• [Collected data]:
****************************************
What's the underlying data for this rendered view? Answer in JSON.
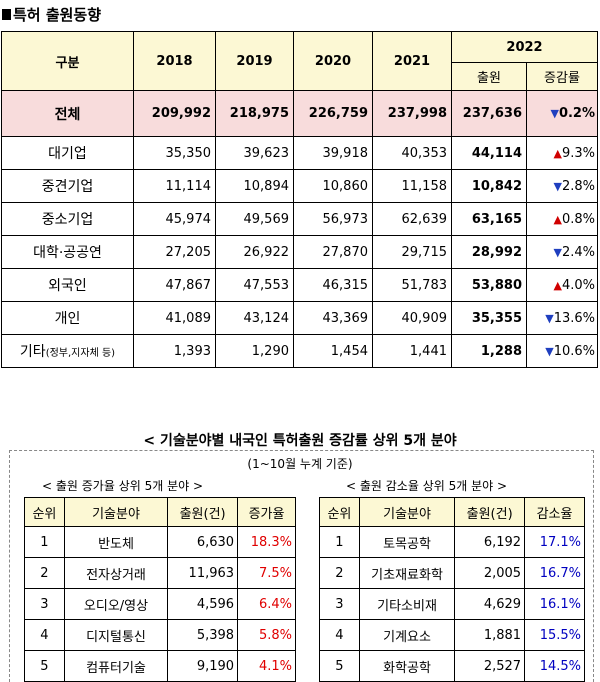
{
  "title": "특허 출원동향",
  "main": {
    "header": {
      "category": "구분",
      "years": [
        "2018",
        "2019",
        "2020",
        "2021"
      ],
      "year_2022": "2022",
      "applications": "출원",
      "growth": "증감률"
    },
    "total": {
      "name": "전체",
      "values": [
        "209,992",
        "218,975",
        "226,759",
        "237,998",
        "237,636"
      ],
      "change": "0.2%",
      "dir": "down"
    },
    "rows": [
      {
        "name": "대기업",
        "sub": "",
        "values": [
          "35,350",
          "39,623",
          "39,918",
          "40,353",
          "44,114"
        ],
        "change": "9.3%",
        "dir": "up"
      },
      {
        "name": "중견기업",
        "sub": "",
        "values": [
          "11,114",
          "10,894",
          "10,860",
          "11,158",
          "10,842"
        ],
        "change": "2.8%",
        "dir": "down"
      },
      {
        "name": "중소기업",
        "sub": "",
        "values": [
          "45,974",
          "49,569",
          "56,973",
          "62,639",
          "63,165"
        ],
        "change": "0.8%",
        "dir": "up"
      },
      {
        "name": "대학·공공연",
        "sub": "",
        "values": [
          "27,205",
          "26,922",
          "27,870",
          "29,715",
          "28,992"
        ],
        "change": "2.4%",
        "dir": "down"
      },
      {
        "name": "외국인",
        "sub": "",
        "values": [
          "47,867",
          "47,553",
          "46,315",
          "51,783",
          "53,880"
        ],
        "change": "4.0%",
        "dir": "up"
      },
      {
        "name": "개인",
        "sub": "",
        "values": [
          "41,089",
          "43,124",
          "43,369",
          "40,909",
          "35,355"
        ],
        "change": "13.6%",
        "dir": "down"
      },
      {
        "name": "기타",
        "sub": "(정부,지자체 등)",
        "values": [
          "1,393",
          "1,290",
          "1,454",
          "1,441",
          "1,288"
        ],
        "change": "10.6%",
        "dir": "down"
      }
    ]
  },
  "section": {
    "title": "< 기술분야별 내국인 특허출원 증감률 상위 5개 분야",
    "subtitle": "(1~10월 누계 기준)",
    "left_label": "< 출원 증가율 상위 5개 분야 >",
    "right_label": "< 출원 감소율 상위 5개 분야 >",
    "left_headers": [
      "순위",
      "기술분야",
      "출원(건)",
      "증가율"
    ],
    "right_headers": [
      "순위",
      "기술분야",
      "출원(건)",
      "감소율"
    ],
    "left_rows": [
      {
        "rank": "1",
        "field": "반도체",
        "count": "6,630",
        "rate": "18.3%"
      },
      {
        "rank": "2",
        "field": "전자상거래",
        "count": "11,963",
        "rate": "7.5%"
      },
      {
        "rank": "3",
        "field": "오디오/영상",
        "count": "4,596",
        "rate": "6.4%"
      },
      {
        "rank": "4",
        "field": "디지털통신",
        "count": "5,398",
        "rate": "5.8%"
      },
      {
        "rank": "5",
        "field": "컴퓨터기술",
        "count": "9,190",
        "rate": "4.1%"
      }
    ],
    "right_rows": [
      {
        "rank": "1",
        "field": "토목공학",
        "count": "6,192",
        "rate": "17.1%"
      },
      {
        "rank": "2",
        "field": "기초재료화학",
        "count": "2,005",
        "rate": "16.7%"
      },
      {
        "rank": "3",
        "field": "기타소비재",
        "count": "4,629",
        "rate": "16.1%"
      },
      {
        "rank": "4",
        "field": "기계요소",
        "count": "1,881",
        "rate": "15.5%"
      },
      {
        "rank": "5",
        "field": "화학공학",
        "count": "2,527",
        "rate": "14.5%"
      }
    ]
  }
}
****************************************
• [Goal]: Quote each entry above verbatim and drop the pictures.

• [Exercise result]:
What's the underlying data for this rendered view? Answer in JSON.
{
  "title": "특허 출원동향",
  "main": {
    "header": {
      "category": "구분",
      "years": [
        "2018",
        "2019",
        "2020",
        "2021"
      ],
      "year_2022": "2022",
      "applications": "출원",
      "growth": "증감률"
    },
    "total": {
      "name": "전체",
      "values": [
        "209,992",
        "218,975",
        "226,759",
        "237,998",
        "237,636"
      ],
      "change": "0.2%",
      "dir": "down"
    },
    "rows": [
      {
        "name": "대기업",
        "sub": "",
        "values": [
          "35,350",
          "39,623",
          "39,918",
          "40,353",
          "44,114"
        ],
        "change": "9.3%",
        "dir": "up"
      },
      {
        "name": "중견기업",
        "sub": "",
        "values": [
          "11,114",
          "10,894",
          "10,860",
          "11,158",
          "10,842"
        ],
        "change": "2.8%",
        "dir": "down"
      },
      {
        "name": "중소기업",
        "sub": "",
        "values": [
          "45,974",
          "49,569",
          "56,973",
          "62,639",
          "63,165"
        ],
        "change": "0.8%",
        "dir": "up"
      },
      {
        "name": "대학·공공연",
        "sub": "",
        "values": [
          "27,205",
          "26,922",
          "27,870",
          "29,715",
          "28,992"
        ],
        "change": "2.4%",
        "dir": "down"
      },
      {
        "name": "외국인",
        "sub": "",
        "values": [
          "47,867",
          "47,553",
          "46,315",
          "51,783",
          "53,880"
        ],
        "change": "4.0%",
        "dir": "up"
      },
      {
        "name": "개인",
        "sub": "",
        "values": [
          "41,089",
          "43,124",
          "43,369",
          "40,909",
          "35,355"
        ],
        "change": "13.6%",
        "dir": "down"
      },
      {
        "name": "기타",
        "sub": "(정부,지자체 등)",
        "values": [
          "1,393",
          "1,290",
          "1,454",
          "1,441",
          "1,288"
        ],
        "change": "10.6%",
        "dir": "down"
      }
    ]
  },
  "section": {
    "title": "< 기술분야별 내국인 특허출원 증감률 상위 5개 분야",
    "subtitle": "(1~10월 누계 기준)",
    "left_label": "< 출원 증가율 상위 5개 분야 >",
    "right_label": "< 출원 감소율 상위 5개 분야 >",
    "left_headers": [
      "순위",
      "기술분야",
      "출원(건)",
      "증가율"
    ],
    "right_headers": [
      "순위",
      "기술분야",
      "출원(건)",
      "감소율"
    ],
    "left_rows": [
      {
        "rank": "1",
        "field": "반도체",
        "count": "6,630",
        "rate": "18.3%"
      },
      {
        "rank": "2",
        "field": "전자상거래",
        "count": "11,963",
        "rate": "7.5%"
      },
      {
        "rank": "3",
        "field": "오디오/영상",
        "count": "4,596",
        "rate": "6.4%"
      },
      {
        "rank": "4",
        "field": "디지털통신",
        "count": "5,398",
        "rate": "5.8%"
      },
      {
        "rank": "5",
        "field": "컴퓨터기술",
        "count": "9,190",
        "rate": "4.1%"
      }
    ],
    "right_rows": [
      {
        "rank": "1",
        "field": "토목공학",
        "count": "6,192",
        "rate": "17.1%"
      },
      {
        "rank": "2",
        "field": "기초재료화학",
        "count": "2,005",
        "rate": "16.7%"
      },
      {
        "rank": "3",
        "field": "기타소비재",
        "count": "4,629",
        "rate": "16.1%"
      },
      {
        "rank": "4",
        "field": "기계요소",
        "count": "1,881",
        "rate": "15.5%"
      },
      {
        "rank": "5",
        "field": "화학공학",
        "count": "2,527",
        "rate": "14.5%"
      }
    ]
  }
}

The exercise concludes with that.